Exercise tasks:
• A. In the article on the publisher Masson, rewrite the paragraph that begins "In 1987, Masson purchased Armand Colin" as a list of its main facts.
• B. Using the article on the publisher Masson, explain in one to three sentences how Armand Colin came to belong to Vivendi Universal Publishing.
• C. Carry on the article about the publisher Masson from the point where it stops.

Text:
Masson
- Industry: Publisher
- Genre: Medical and scientific literature
- Founded: 1802
- Defunct: 2005
- Fate: Merged with Elsevier France
- Headquarters: Paris, France
- Website: www.elsevier-masson.fr

= Masson (publisher) =

French publisher

Masson was a French publisher which specialized principally in medical and scientific books and journals. It also published textbooks for secondary and tertiary education.

==Company history==
In 1802, Nicolas Crochard set up as a printer and bookseller in Paris in association with Pierre-Antoine-Louis Allut. In 1804, Crochard continued the business on his own and from 1807, he specialised in scientific and medical publishing. In 1826, he passed the business to his son Eugène Crochard, who from 1835. would run the business with Victor Masson (1807–1879). In 1846, Masson became the sole proprietor of the firm under the name La Librairie Victor Masson.

The ownership of the firm was passed to his son, Georges Masson (1839–1900), who in 1900 passed the firm to Pierre-Victor Masson (1865–1928). In the 1930s, Georges Masson (1900–1973) ran the company. Over the years the firm's name changed to Victor Masson & fils and then in 1896 to Librairie Masson et Compagnie (Masson & Cie).

In 1987, Masson purchased Armand Colin. In turn, it became part of the City Group (Groupe de la Cité) in 1994. In 2000, Groupe de la Cité became part of Vivendi Universal Publishing (VUP). VUP sold its medical and trade publishing to a group led by Cinven in 2002, who formed MediMedia. In 2005, MediMedia sold its European and U.S. Netter professional medical publishing businesses to Reed Elsevier. Masson merged with Elsevier France, creating Elsevier Masson. The company has been managed by Daniel Rodriguez since 2013.

== Notable publications ==
- Dictionnaire encyclopédique des sciences médicales (1864–89)

Data for recognizing document structure
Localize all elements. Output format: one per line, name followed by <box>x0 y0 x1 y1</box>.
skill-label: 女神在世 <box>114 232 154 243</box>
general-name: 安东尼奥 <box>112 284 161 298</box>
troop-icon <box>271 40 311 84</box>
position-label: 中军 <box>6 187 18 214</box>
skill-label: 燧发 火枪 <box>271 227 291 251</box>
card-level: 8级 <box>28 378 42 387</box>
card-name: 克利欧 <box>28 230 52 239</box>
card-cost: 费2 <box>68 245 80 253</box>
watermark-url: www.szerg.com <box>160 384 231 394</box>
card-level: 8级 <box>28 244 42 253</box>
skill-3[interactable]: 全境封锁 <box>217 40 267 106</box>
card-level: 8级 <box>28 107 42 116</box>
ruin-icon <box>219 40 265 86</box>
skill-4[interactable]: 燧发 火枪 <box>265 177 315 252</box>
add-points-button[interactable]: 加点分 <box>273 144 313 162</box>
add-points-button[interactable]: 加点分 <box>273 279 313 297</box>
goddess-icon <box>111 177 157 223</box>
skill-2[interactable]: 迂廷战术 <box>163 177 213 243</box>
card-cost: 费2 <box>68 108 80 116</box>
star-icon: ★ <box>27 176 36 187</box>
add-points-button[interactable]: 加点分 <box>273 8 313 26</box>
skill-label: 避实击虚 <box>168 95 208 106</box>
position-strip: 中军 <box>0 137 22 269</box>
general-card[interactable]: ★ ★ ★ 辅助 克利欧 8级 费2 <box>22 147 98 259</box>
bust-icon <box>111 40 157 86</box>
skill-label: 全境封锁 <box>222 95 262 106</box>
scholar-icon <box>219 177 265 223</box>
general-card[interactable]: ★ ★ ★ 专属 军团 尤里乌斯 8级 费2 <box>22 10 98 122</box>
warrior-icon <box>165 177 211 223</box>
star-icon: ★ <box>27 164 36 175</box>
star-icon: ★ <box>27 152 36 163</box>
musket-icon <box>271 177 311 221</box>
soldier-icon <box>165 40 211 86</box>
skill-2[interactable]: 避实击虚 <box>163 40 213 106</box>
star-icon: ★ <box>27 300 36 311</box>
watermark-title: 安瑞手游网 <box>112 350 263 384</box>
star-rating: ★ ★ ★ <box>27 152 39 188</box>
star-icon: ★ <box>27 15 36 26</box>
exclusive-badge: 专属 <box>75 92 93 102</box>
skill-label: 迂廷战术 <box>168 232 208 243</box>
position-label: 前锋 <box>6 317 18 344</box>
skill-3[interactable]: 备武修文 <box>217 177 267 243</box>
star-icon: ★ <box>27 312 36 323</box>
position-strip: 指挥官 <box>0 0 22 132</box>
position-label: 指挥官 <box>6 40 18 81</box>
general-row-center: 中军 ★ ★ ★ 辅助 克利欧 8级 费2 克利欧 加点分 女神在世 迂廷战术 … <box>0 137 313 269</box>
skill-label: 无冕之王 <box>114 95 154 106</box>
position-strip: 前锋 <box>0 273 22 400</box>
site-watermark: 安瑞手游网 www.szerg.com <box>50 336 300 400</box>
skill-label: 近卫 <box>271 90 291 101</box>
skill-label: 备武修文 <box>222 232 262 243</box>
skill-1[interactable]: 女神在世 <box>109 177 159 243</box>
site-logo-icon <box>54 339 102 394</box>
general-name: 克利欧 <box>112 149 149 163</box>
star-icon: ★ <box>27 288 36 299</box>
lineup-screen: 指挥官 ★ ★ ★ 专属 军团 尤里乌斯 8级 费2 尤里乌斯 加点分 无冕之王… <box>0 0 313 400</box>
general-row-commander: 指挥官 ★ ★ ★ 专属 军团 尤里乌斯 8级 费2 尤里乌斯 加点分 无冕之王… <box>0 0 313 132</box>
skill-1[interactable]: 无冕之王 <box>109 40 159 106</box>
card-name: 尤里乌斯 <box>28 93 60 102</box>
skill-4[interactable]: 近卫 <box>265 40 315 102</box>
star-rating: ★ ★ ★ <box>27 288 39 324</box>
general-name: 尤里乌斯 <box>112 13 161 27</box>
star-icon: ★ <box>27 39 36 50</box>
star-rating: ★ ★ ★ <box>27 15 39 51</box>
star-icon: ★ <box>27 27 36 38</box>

Results for the exercise:
• A.
- 1987: Masson bought Armand Colin.
- 1994: Masson became part of the City Group (Groupe de la Cité).
- 2000: Groupe de la Cité became part of Vivendi Universal Publishing (VUP).
- 2002: VUP sold its medical and trade publishing to a Cinven-led group, which formed MediMedia.
- 2005: MediMedia sold its European and U.S. Netter professional medical publishing businesses to Reed Elsevier.
- Masson merged with Elsevier France, forming Elsevier Masson.
- Since 2013: Daniel Rodriguez has managed the company.

• B. Masson bought Armand Colin in 1987, and Masson itself became part of the City Group (Groupe de la Cité) in 1994. In 2000, Groupe de la Cité became part of Vivendi Universal Publishing, which brought Armand Colin along with it.

• C.
- E. Brissaud, A. Pinard and P. Reclus, Nouvelle pratique médico-chirurgicale illustrée: Chirurgie, médecine, obstétrique, thérapeutique, dermatologie etc. (8 volumes, 1911–12)
- G. H. Roger and Léon Binet, Traité de Physiologie normale et pathologique (11 volumes, 1925)
- Gerolf Steiner, Anatomie et biologie des rhinogrades: Un nouvel ordre de mammifères (1962) — Masson's French language translation of a book about a fictitious order called the Rhinogradentia
- Marcel Brombart and Henri Monges, Atlas de radiologie clinique du tube digestif (1964)
- Manuel diagnostique et statistique des troubles mentaux (DSM) (1983— ) — "la bible des psychiatres" — French, Italian and Spanish editions published by Masson
- Masson French-English Medical Dictionary in electronic form for the Macintosh and Microsoft Windows computer platforms (published in association with the language software company Ultralingua, 2000)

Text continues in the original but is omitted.